In full and without deviation, write out the entries that follow.

-- Start of Working data --

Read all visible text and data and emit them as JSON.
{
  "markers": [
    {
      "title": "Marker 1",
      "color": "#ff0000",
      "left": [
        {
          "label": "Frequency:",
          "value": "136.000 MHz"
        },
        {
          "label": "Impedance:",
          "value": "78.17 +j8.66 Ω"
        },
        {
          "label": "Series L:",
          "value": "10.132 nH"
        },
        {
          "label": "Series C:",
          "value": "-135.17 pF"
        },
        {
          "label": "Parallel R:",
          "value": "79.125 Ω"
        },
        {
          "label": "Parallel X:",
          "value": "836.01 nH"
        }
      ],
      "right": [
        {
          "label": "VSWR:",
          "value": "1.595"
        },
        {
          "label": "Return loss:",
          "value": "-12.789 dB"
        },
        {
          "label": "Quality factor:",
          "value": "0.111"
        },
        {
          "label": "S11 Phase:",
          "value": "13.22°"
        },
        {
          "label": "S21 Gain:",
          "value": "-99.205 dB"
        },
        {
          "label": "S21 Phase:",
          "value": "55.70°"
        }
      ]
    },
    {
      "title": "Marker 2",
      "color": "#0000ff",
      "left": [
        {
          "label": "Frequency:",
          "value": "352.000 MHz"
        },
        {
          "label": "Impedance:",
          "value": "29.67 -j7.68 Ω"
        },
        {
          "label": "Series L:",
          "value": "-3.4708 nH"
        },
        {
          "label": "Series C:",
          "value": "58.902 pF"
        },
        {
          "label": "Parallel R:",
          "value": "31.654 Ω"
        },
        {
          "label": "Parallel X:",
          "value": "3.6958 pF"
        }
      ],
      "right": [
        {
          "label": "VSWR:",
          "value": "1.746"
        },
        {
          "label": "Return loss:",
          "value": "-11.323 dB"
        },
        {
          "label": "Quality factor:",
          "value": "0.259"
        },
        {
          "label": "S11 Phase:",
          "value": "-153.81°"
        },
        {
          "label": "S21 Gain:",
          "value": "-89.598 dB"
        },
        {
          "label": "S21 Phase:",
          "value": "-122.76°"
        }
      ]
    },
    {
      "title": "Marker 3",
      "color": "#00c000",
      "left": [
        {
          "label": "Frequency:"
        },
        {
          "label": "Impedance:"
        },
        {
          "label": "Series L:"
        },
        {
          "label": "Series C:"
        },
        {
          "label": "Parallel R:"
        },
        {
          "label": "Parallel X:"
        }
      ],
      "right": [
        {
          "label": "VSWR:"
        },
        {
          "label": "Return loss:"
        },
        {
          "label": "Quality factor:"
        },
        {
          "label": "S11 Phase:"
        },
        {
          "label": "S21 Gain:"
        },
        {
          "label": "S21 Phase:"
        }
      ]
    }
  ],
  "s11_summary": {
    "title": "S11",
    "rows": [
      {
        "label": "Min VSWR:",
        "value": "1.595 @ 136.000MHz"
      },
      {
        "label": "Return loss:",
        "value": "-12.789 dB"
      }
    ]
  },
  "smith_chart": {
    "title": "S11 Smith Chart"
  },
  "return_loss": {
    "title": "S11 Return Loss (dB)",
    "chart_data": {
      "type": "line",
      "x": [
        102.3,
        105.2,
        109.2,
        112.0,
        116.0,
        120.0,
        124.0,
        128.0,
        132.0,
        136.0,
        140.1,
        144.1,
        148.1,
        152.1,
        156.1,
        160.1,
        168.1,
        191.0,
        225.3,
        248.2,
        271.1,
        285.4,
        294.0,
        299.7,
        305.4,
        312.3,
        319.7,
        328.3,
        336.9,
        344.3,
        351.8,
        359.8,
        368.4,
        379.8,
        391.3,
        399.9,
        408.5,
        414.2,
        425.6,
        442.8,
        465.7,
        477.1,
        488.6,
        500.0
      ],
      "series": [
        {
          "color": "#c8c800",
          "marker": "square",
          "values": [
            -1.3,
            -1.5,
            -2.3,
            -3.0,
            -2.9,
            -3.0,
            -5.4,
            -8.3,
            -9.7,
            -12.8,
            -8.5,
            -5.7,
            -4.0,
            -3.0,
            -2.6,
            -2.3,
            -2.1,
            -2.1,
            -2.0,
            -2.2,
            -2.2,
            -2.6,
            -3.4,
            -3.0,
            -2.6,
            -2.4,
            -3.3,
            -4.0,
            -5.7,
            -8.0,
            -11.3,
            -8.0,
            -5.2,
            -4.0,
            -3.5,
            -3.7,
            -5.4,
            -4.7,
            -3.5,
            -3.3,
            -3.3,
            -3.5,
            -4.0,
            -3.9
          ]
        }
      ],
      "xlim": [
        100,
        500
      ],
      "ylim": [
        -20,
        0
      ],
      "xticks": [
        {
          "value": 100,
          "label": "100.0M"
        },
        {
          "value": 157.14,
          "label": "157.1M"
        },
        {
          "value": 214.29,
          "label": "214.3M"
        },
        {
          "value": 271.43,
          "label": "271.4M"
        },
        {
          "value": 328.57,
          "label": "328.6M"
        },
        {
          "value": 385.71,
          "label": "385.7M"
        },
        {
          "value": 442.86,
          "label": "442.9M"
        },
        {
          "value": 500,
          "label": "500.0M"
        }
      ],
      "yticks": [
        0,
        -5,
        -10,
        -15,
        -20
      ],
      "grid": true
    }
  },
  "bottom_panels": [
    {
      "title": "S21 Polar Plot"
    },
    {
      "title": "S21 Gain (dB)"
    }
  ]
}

-- End of Working data --

- Output for this task
Read all visible text and data and emit them as JSON.
{
  "markers": [
    {
      "title": "Marker 1",
      "color": "#ff0000",
      "left": [
        {
          "label": "Frequency:",
          "value": "136.000 MHz"
        },
        {
          "label": "Impedance:",
          "value": "78.17 +j8.66 Ω"
        },
        {
          "label": "Series L:",
          "value": "10.132 nH"
        },
        {
          "label": "Series C:",
          "value": "-135.17 pF"
        },
        {
          "label": "Parallel R:",
          "value": "79.125 Ω"
        },
        {
          "label": "Parallel X:",
          "value": "836.01 nH"
        }
      ],
      "right": [
        {
          "label": "VSWR:",
          "value": "1.595"
        },
        {
          "label": "Return loss:",
          "value": "-12.789 dB"
        },
        {
          "label": "Quality factor:",
          "value": "0.111"
        },
        {
          "label": "S11 Phase:",
          "value": "13.22°"
        },
        {
          "label": "S21 Gain:",
          "value": "-99.205 dB"
        },
        {
          "label": "S21 Phase:",
          "value": "55.70°"
        }
      ]
    },
    {
      "title": "Marker 2",
      "color": "#0000ff",
      "left": [
        {
          "label": "Frequency:",
          "value": "352.000 MHz"
        },
        {
          "label": "Impedance:",
          "value": "29.67 -j7.68 Ω"
        },
        {
          "label": "Series L:",
          "value": "-3.4708 nH"
        },
        {
          "label": "Series C:",
          "value": "58.902 pF"
        },
        {
          "label": "Parallel R:",
          "value": "31.654 Ω"
        },
        {
          "label": "Parallel X:",
          "value": "3.6958 pF"
        }
      ],
      "right": [
        {
          "label": "VSWR:",
          "value": "1.746"
        },
        {
          "label": "Return loss:",
          "value": "-11.323 dB"
        },
        {
          "label": "Quality factor:",
          "value": "0.259"
        },
        {
          "label": "S11 Phase:",
          "value": "-153.81°"
        },
        {
          "label": "S21 Gain:",
          "value": "-89.598 dB"
        },
        {
          "label": "S21 Phase:",
          "value": "-122.76°"
        }
      ]
    },
    {
      "title": "Marker 3",
      "color": "#00c000",
      "left": [
        {
          "label": "Frequency:"
        },
        {
          "label": "Impedance:"
        },
        {
          "label": "Series L:"
        },
        {
          "label": "Series C:"
        },
        {
          "label": "Parallel R:"
        },
        {
          "label": "Parallel X:"
        }
      ],
      "right": [
        {
          "label": "VSWR:"
        },
        {
          "label": "Return loss:"
        },
        {
          "label": "Quality factor:"
        },
        {
          "label": "S11 Phase:"
        },
        {
          "label": "S21 Gain:"
        },
        {
          "label": "S21 Phase:"
        }
      ]
    }
  ],
  "s11_summary": {
    "title": "S11",
    "rows": [
      {
        "label": "Min VSWR:",
        "value": "1.595 @ 136.000MHz"
      },
      {
        "label": "Return loss:",
        "value": "-12.789 dB"
      }
    ]
  },
  "smith_chart": {
    "title": "S11 Smith Chart"
  },
  "return_loss": {
    "title": "S11 Return Loss (dB)",
    "chart_data": {
      "type": "line",
      "x": [
        102.3,
        105.2,
        109.2,
        112.0,
        116.0,
        120.0,
        124.0,
        128.0,
        132.0,
        136.0,
        140.1,
        144.1,
        148.1,
        152.1,
        156.1,
        160.1,
        168.1,
        191.0,
        225.3,
        248.2,
        271.1,
        285.4,
        294.0,
        299.7,
        305.4,
        312.3,
        319.7,
        328.3,
        336.9,
        344.3,
        351.8,
        359.8,
        368.4,
        379.8,
        391.3,
        399.9,
        408.5,
        414.2,
        425.6,
        442.8,
        465.7,
        477.1,
        488.6,
        500.0
      ],
      "series": [
        {
          "color": "#c8c800",
          "marker": "square",
          "values": [
            -1.3,
            -1.5,
            -2.3,
            -3.0,
            -2.9,
            -3.0,
            -5.4,
            -8.3,
            -9.7,
            -12.8,
            -8.5,
            -5.7,
            -4.0,
            -3.0,
            -2.6,
            -2.3,
            -2.1,
            -2.1,
            -2.0,
            -2.2,
            -2.2,
            -2.6,
            -3.4,
            -3.0,
            -2.6,
            -2.4,
            -3.3,
            -4.0,
            -5.7,
            -8.0,
            -11.3,
            -8.0,
            -5.2,
            -4.0,
            -3.5,
            -3.7,
            -5.4,
            -4.7,
            -3.5,
            -3.3,
            -3.3,
            -3.5,
            -4.0,
            -3.9
          ]
        }
      ],
      "xlim": [
        100,
        500
      ],
      "ylim": [
        -20,
        0
      ],
      "xticks": [
        {
          "value": 100,
          "label": "100.0M"
        },
        {
          "value": 157.14,
          "label": "157.1M"
        },
        {
          "value": 214.29,
          "label": "214.3M"
        },
        {
          "value": 271.43,
          "label": "271.4M"
        },
        {
          "value": 328.57,
          "label": "328.6M"
        },
        {
          "value": 385.71,
          "label": "385.7M"
        },
        {
          "value": 442.86,
          "label": "442.9M"
        },
        {
          "value": 500,
          "label": "500.0M"
        }
      ],
      "yticks": [
        0,
        -5,
        -10,
        -15,
        -20
      ],
      "grid": true
    }
  },
  "bottom_panels": [
    {
      "title": "S21 Polar Plot"
    },
    {
      "title": "S21 Gain (dB)"
    }
  ]
}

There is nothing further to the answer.